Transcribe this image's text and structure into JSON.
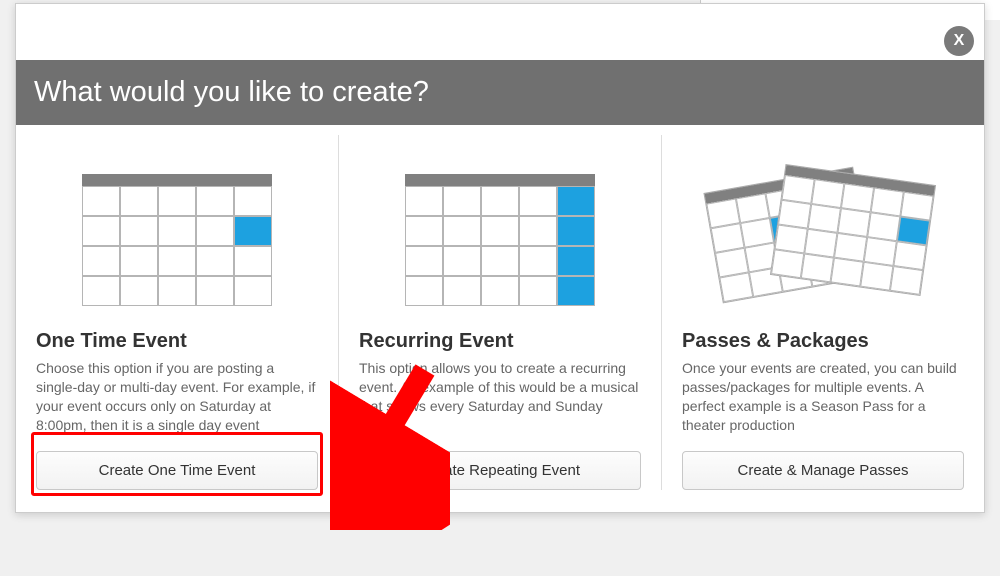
{
  "modal": {
    "title": "What would you like to create?",
    "close_label": "X"
  },
  "options": {
    "one_time": {
      "title": "One Time Event",
      "desc": "Choose this option if you are posting a single-day or multi-day event. For example, if your event occurs only on Saturday at 8:00pm, then it is a single day event",
      "button": "Create One Time Event"
    },
    "recurring": {
      "title": "Recurring Event",
      "desc": "This option allows you to create a recurring event. An example of this would be a musical that shows every Saturday and Sunday",
      "button": "Create Repeating Event"
    },
    "passes": {
      "title": "Passes & Packages",
      "desc": "Once your events are created, you can build passes/packages for multiple events. A perfect example is a Season Pass for a theater production",
      "button": "Create & Manage Passes"
    }
  }
}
* * * *
## Task goal
Print out the material word for word, omitting the pictures.

## Reply
Transcribe this image's text and structure into JSON.
{
  "modal": {
    "title": "What would you like to create?",
    "close_label": "X"
  },
  "options": {
    "one_time": {
      "title": "One Time Event",
      "desc": "Choose this option if you are posting a single-day or multi-day event. For example, if your event occurs only on Saturday at 8:00pm, then it is a single day event",
      "button": "Create One Time Event"
    },
    "recurring": {
      "title": "Recurring Event",
      "desc": "This option allows you to create a recurring event. An example of this would be a musical that shows every Saturday and Sunday",
      "button": "Create Repeating Event"
    },
    "passes": {
      "title": "Passes & Packages",
      "desc": "Once your events are created, you can build passes/packages for multiple events. A perfect example is a Season Pass for a theater production",
      "button": "Create & Manage Passes"
    }
  }
}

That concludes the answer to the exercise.